MATERIAL PROVIDED:
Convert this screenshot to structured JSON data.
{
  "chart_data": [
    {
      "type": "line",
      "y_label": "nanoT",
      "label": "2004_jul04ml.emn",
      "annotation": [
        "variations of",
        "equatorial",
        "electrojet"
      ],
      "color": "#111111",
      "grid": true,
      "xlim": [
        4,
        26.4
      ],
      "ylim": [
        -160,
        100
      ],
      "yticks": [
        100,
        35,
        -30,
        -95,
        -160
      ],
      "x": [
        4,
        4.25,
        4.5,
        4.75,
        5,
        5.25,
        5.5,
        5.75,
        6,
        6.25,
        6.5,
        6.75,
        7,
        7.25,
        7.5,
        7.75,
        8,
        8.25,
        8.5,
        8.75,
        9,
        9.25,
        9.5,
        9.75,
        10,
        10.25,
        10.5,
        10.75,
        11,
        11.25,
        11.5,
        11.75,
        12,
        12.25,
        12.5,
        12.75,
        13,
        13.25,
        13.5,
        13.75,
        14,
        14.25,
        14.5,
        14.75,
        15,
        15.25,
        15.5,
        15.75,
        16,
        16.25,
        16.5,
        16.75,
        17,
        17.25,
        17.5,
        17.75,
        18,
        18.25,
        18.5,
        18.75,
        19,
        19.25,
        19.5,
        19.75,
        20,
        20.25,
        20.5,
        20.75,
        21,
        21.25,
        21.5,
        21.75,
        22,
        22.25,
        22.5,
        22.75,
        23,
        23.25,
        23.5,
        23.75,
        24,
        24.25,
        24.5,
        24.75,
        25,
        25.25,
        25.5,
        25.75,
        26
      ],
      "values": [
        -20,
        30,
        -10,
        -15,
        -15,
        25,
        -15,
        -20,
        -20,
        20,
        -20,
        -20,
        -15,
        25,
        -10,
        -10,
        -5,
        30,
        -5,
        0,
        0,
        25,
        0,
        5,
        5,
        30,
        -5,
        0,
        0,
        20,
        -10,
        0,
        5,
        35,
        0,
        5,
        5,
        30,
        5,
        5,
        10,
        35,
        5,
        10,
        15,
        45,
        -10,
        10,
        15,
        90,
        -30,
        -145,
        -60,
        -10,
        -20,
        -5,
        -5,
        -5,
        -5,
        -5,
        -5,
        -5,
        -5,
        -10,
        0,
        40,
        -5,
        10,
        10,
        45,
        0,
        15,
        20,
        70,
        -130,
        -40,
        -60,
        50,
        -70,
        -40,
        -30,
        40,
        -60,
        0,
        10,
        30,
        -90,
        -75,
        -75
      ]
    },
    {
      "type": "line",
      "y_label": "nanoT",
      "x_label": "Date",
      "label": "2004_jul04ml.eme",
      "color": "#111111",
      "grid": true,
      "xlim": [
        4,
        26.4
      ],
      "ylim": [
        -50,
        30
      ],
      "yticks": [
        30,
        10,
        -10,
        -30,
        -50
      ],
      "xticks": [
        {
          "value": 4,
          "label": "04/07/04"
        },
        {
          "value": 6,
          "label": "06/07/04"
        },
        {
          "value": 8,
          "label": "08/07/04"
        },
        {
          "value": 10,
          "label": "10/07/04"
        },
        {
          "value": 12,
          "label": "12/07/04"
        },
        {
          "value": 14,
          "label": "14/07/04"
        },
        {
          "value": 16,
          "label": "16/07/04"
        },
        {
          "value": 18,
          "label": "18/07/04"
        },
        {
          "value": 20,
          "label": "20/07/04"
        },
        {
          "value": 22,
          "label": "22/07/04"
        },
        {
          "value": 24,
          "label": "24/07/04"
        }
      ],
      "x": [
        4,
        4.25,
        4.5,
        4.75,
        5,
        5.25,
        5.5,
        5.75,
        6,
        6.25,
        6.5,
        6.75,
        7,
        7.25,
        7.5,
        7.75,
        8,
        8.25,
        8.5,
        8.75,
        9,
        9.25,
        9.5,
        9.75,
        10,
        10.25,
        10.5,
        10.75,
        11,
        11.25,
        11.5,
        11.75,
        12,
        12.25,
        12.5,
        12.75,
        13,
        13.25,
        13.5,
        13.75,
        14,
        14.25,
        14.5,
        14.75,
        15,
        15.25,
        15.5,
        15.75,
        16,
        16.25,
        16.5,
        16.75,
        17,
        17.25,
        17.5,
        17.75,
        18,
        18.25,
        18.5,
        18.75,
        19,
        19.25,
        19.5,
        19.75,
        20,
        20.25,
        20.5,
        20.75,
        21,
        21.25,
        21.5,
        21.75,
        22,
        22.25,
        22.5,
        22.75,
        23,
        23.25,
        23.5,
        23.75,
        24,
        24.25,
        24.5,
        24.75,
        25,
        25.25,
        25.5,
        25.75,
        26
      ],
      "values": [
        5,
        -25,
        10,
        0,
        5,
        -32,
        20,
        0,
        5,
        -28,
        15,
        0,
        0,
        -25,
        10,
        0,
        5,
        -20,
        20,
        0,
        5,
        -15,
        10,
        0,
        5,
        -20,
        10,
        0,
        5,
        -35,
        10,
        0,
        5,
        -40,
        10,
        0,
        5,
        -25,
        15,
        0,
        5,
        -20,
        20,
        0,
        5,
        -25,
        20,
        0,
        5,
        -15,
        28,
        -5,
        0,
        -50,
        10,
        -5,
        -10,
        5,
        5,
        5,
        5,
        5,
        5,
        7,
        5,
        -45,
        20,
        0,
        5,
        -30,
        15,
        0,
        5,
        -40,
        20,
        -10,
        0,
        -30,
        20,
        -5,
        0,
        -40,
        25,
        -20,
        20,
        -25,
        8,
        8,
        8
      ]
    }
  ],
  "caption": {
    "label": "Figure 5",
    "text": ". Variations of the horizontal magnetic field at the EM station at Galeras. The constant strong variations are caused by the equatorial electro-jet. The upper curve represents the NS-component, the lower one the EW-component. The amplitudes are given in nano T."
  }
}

TASK STATEMENT: Reproduce the entries above in full by retyping them exactly.

EXERCISE ANSWER:
Convert this screenshot to structured JSON data.
{
  "chart_data": [
    {
      "type": "line",
      "y_label": "nanoT",
      "label": "2004_jul04ml.emn",
      "annotation": [
        "variations of",
        "equatorial",
        "electrojet"
      ],
      "color": "#111111",
      "grid": true,
      "xlim": [
        4,
        26.4
      ],
      "ylim": [
        -160,
        100
      ],
      "yticks": [
        100,
        35,
        -30,
        -95,
        -160
      ],
      "x": [
        4,
        4.25,
        4.5,
        4.75,
        5,
        5.25,
        5.5,
        5.75,
        6,
        6.25,
        6.5,
        6.75,
        7,
        7.25,
        7.5,
        7.75,
        8,
        8.25,
        8.5,
        8.75,
        9,
        9.25,
        9.5,
        9.75,
        10,
        10.25,
        10.5,
        10.75,
        11,
        11.25,
        11.5,
        11.75,
        12,
        12.25,
        12.5,
        12.75,
        13,
        13.25,
        13.5,
        13.75,
        14,
        14.25,
        14.5,
        14.75,
        15,
        15.25,
        15.5,
        15.75,
        16,
        16.25,
        16.5,
        16.75,
        17,
        17.25,
        17.5,
        17.75,
        18,
        18.25,
        18.5,
        18.75,
        19,
        19.25,
        19.5,
        19.75,
        20,
        20.25,
        20.5,
        20.75,
        21,
        21.25,
        21.5,
        21.75,
        22,
        22.25,
        22.5,
        22.75,
        23,
        23.25,
        23.5,
        23.75,
        24,
        24.25,
        24.5,
        24.75,
        25,
        25.25,
        25.5,
        25.75,
        26
      ],
      "values": [
        -20,
        30,
        -10,
        -15,
        -15,
        25,
        -15,
        -20,
        -20,
        20,
        -20,
        -20,
        -15,
        25,
        -10,
        -10,
        -5,
        30,
        -5,
        0,
        0,
        25,
        0,
        5,
        5,
        30,
        -5,
        0,
        0,
        20,
        -10,
        0,
        5,
        35,
        0,
        5,
        5,
        30,
        5,
        5,
        10,
        35,
        5,
        10,
        15,
        45,
        -10,
        10,
        15,
        90,
        -30,
        -145,
        -60,
        -10,
        -20,
        -5,
        -5,
        -5,
        -5,
        -5,
        -5,
        -5,
        -5,
        -10,
        0,
        40,
        -5,
        10,
        10,
        45,
        0,
        15,
        20,
        70,
        -130,
        -40,
        -60,
        50,
        -70,
        -40,
        -30,
        40,
        -60,
        0,
        10,
        30,
        -90,
        -75,
        -75
      ]
    },
    {
      "type": "line",
      "y_label": "nanoT",
      "x_label": "Date",
      "label": "2004_jul04ml.eme",
      "color": "#111111",
      "grid": true,
      "xlim": [
        4,
        26.4
      ],
      "ylim": [
        -50,
        30
      ],
      "yticks": [
        30,
        10,
        -10,
        -30,
        -50
      ],
      "xticks": [
        {
          "value": 4,
          "label": "04/07/04"
        },
        {
          "value": 6,
          "label": "06/07/04"
        },
        {
          "value": 8,
          "label": "08/07/04"
        },
        {
          "value": 10,
          "label": "10/07/04"
        },
        {
          "value": 12,
          "label": "12/07/04"
        },
        {
          "value": 14,
          "label": "14/07/04"
        },
        {
          "value": 16,
          "label": "16/07/04"
        },
        {
          "value": 18,
          "label": "18/07/04"
        },
        {
          "value": 20,
          "label": "20/07/04"
        },
        {
          "value": 22,
          "label": "22/07/04"
        },
        {
          "value": 24,
          "label": "24/07/04"
        }
      ],
      "x": [
        4,
        4.25,
        4.5,
        4.75,
        5,
        5.25,
        5.5,
        5.75,
        6,
        6.25,
        6.5,
        6.75,
        7,
        7.25,
        7.5,
        7.75,
        8,
        8.25,
        8.5,
        8.75,
        9,
        9.25,
        9.5,
        9.75,
        10,
        10.25,
        10.5,
        10.75,
        11,
        11.25,
        11.5,
        11.75,
        12,
        12.25,
        12.5,
        12.75,
        13,
        13.25,
        13.5,
        13.75,
        14,
        14.25,
        14.5,
        14.75,
        15,
        15.25,
        15.5,
        15.75,
        16,
        16.25,
        16.5,
        16.75,
        17,
        17.25,
        17.5,
        17.75,
        18,
        18.25,
        18.5,
        18.75,
        19,
        19.25,
        19.5,
        19.75,
        20,
        20.25,
        20.5,
        20.75,
        21,
        21.25,
        21.5,
        21.75,
        22,
        22.25,
        22.5,
        22.75,
        23,
        23.25,
        23.5,
        23.75,
        24,
        24.25,
        24.5,
        24.75,
        25,
        25.25,
        25.5,
        25.75,
        26
      ],
      "values": [
        5,
        -25,
        10,
        0,
        5,
        -32,
        20,
        0,
        5,
        -28,
        15,
        0,
        0,
        -25,
        10,
        0,
        5,
        -20,
        20,
        0,
        5,
        -15,
        10,
        0,
        5,
        -20,
        10,
        0,
        5,
        -35,
        10,
        0,
        5,
        -40,
        10,
        0,
        5,
        -25,
        15,
        0,
        5,
        -20,
        20,
        0,
        5,
        -25,
        20,
        0,
        5,
        -15,
        28,
        -5,
        0,
        -50,
        10,
        -5,
        -10,
        5,
        5,
        5,
        5,
        5,
        5,
        7,
        5,
        -45,
        20,
        0,
        5,
        -30,
        15,
        0,
        5,
        -40,
        20,
        -10,
        0,
        -30,
        20,
        -5,
        0,
        -40,
        25,
        -20,
        20,
        -25,
        8,
        8,
        8
      ]
    }
  ],
  "caption": {
    "label": "Figure 5",
    "text": ". Variations of the horizontal magnetic field at the EM station at Galeras. The constant strong variations are caused by the equatorial electro-jet. The upper curve represents the NS-component, the lower one the EW-component. The amplitudes are given in nano T."
  }
}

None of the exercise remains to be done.